(Data items)
- - - - -

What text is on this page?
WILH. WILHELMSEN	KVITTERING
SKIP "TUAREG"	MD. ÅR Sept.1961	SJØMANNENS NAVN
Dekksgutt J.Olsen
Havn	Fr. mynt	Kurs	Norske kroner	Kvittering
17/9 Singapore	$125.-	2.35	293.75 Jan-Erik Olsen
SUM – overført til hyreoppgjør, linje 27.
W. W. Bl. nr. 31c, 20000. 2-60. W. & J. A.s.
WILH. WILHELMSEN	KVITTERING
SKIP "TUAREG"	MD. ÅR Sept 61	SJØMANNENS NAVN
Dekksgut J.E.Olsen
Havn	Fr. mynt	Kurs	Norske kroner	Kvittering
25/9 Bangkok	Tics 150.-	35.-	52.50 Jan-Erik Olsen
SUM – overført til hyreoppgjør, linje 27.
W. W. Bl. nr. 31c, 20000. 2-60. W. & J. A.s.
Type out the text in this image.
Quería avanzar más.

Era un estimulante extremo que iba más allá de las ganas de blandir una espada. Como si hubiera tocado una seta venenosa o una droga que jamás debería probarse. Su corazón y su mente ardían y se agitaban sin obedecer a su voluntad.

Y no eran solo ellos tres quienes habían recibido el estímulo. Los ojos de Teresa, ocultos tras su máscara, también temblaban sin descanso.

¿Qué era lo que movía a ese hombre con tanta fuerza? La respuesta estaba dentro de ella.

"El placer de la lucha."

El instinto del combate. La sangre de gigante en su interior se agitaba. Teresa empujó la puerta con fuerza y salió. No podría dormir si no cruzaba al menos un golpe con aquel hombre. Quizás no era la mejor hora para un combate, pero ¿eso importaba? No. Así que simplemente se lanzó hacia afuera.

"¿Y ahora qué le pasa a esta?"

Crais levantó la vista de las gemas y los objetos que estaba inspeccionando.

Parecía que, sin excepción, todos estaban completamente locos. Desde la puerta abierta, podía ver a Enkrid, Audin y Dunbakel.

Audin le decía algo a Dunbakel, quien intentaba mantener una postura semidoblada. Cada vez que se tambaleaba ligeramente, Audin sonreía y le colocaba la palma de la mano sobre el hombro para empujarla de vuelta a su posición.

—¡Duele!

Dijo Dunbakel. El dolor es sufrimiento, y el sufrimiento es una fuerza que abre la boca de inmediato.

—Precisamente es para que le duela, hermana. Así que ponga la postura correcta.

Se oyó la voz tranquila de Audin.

- - - - -

→ **GIVEN PROBLEM**:
Make a verbatim copy of every entry shown above.

→ **SOLVED EXERCISE**:
What text is on this page?
WILH. WILHELMSEN	KVITTERING
SKIP "TUAREG"	MD. ÅR Sept.1961	SJØMANNENS NAVN
Dekksgutt J.Olsen
Havn	Fr. mynt	Kurs	Norske kroner	Kvittering
17/9 Singapore	$125.-	2.35	293.75 Jan-Erik Olsen
SUM – overført til hyreoppgjør, linje 27.
W. W. Bl. nr. 31c, 20000. 2-60. W. & J. A.s.
WILH. WILHELMSEN	KVITTERING
SKIP "TUAREG"	MD. ÅR Sept 61	SJØMANNENS NAVN
Dekksgut J.E.Olsen
Havn	Fr. mynt	Kurs	Norske kroner	Kvittering
25/9 Bangkok	Tics 150.-	35.-	52.50 Jan-Erik Olsen
SUM – overført til hyreoppgjør, linje 27.
W. W. Bl. nr. 31c, 20000. 2-60. W. & J. A.s.
Type out the text in this image.
Quería avanzar más.

Era un estimulante extremo que iba más allá de las ganas de blandir una espada. Como si hubiera tocado una seta venenosa o una droga que jamás debería probarse. Su corazón y su mente ardían y se agitaban sin obedecer a su voluntad.

Y no eran solo ellos tres quienes habían recibido el estímulo. Los ojos de Teresa, ocultos tras su máscara, también temblaban sin descanso.

¿Qué era lo que movía a ese hombre con tanta fuerza? La respuesta estaba dentro de ella.

"El placer de la lucha."

El instinto del combate. La sangre de gigante en su interior se agitaba. Teresa empujó la puerta con fuerza y salió. No podría dormir si no cruzaba al menos un golpe con aquel hombre. Quizás no era la mejor hora para un combate, pero ¿eso importaba? No. Así que simplemente se lanzó hacia afuera.

"¿Y ahora qué le pasa a esta?"

Crais levantó la vista de las gemas y los objetos que estaba inspeccionando.

Parecía que, sin excepción, todos estaban completamente locos. Desde la puerta abierta, podía ver a Enkrid, Audin y Dunbakel.

Audin le decía algo a Dunbakel, quien intentaba mantener una postura semidoblada. Cada vez que se tambaleaba ligeramente, Audin sonreía y le colocaba la palma de la mano sobre el hombro para empujarla de vuelta a su posición.

—¡Duele!

Dijo Dunbakel. El dolor es sufrimiento, y el sufrimiento es una fuerza que abre la boca de inmediato.

—Precisamente es para que le duela, hermana. Así que ponga la postura correcta.

Se oyó la voz tranquila de Audin.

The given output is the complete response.